▸ Exercise description
Copy out each line of the data that holds the word "name".
--- START ---
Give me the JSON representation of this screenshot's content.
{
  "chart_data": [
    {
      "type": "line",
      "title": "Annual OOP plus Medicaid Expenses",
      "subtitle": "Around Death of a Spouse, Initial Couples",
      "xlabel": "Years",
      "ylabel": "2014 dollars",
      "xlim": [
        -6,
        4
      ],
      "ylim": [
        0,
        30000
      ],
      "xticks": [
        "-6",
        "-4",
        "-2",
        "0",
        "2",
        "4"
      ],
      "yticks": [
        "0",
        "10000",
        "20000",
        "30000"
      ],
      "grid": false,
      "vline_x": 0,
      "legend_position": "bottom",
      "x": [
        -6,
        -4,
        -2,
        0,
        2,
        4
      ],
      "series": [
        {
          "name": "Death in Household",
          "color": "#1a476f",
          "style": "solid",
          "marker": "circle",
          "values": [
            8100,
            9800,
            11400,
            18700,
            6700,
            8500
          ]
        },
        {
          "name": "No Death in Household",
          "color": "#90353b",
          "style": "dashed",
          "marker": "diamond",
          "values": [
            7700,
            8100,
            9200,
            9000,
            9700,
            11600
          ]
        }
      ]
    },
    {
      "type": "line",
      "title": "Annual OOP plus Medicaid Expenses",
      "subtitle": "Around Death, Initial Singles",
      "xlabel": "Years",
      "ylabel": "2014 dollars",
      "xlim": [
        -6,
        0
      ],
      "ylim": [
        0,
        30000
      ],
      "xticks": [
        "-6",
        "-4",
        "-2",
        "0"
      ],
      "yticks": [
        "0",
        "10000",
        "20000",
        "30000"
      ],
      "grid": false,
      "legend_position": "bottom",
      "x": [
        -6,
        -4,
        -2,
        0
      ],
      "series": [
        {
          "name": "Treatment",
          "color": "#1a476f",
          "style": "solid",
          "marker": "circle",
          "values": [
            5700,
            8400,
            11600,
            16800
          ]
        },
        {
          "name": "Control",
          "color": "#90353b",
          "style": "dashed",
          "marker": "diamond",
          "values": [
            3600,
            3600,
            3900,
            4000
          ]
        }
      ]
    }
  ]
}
--- END ---
▸ Answer to the task
          "name": "Death in Household",
          "name": "No Death in Household",
          "name": "Treatment",
          "name": "Control",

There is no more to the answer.